EXERCISE INSTRUCTIONS: Below are some records; retype all of them exactly.

DATA FOR THE TASK:
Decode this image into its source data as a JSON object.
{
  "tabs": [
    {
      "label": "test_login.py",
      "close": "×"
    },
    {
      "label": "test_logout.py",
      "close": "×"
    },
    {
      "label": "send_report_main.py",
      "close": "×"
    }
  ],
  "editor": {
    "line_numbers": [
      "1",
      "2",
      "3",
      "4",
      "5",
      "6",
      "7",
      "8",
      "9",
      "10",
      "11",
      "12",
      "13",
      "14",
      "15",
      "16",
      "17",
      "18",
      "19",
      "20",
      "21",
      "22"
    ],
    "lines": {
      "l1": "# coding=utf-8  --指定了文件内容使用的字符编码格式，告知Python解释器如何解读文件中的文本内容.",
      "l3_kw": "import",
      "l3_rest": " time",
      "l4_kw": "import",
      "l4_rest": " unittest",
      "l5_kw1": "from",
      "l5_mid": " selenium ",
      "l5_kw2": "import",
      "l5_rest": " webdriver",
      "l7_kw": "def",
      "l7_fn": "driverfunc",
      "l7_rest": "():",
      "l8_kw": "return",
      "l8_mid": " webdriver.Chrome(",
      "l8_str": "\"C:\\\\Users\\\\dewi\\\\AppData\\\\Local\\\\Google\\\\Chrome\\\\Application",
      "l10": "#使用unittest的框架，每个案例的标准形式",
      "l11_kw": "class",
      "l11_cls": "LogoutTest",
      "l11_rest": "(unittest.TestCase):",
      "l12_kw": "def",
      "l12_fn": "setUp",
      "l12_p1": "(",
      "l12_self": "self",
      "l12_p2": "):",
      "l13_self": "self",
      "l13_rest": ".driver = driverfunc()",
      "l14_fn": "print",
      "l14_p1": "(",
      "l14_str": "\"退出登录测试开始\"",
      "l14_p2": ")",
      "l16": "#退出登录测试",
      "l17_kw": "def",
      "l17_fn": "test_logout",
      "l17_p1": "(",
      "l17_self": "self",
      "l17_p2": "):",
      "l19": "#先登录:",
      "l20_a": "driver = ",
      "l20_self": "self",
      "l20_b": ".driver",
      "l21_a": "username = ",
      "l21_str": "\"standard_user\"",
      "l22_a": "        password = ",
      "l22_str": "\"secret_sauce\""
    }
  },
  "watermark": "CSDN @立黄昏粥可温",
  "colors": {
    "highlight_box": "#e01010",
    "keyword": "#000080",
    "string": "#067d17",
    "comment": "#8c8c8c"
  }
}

EXERCISE RESPONSE:
Decode this image into its source data as a JSON object.
{
  "tabs": [
    {
      "label": "test_login.py",
      "close": "×"
    },
    {
      "label": "test_logout.py",
      "close": "×"
    },
    {
      "label": "send_report_main.py",
      "close": "×"
    }
  ],
  "editor": {
    "line_numbers": [
      "1",
      "2",
      "3",
      "4",
      "5",
      "6",
      "7",
      "8",
      "9",
      "10",
      "11",
      "12",
      "13",
      "14",
      "15",
      "16",
      "17",
      "18",
      "19",
      "20",
      "21",
      "22"
    ],
    "lines": {
      "l1": "# coding=utf-8  --指定了文件内容使用的字符编码格式，告知Python解释器如何解读文件中的文本内容.",
      "l3_kw": "import",
      "l3_rest": " time",
      "l4_kw": "import",
      "l4_rest": " unittest",
      "l5_kw1": "from",
      "l5_mid": " selenium ",
      "l5_kw2": "import",
      "l5_rest": " webdriver",
      "l7_kw": "def",
      "l7_fn": "driverfunc",
      "l7_rest": "():",
      "l8_kw": "return",
      "l8_mid": " webdriver.Chrome(",
      "l8_str": "\"C:\\\\Users\\\\dewi\\\\AppData\\\\Local\\\\Google\\\\Chrome\\\\Application",
      "l10": "#使用unittest的框架，每个案例的标准形式",
      "l11_kw": "class",
      "l11_cls": "LogoutTest",
      "l11_rest": "(unittest.TestCase):",
      "l12_kw": "def",
      "l12_fn": "setUp",
      "l12_p1": "(",
      "l12_self": "self",
      "l12_p2": "):",
      "l13_self": "self",
      "l13_rest": ".driver = driverfunc()",
      "l14_fn": "print",
      "l14_p1": "(",
      "l14_str": "\"退出登录测试开始\"",
      "l14_p2": ")",
      "l16": "#退出登录测试",
      "l17_kw": "def",
      "l17_fn": "test_logout",
      "l17_p1": "(",
      "l17_self": "self",
      "l17_p2": "):",
      "l19": "#先登录:",
      "l20_a": "driver = ",
      "l20_self": "self",
      "l20_b": ".driver",
      "l21_a": "username = ",
      "l21_str": "\"standard_user\"",
      "l22_a": "        password = ",
      "l22_str": "\"secret_sauce\""
    }
  },
  "watermark": "CSDN @立黄昏粥可温",
  "colors": {
    "highlight_box": "#e01010",
    "keyword": "#000080",
    "string": "#067d17",
    "comment": "#8c8c8c"
  }
}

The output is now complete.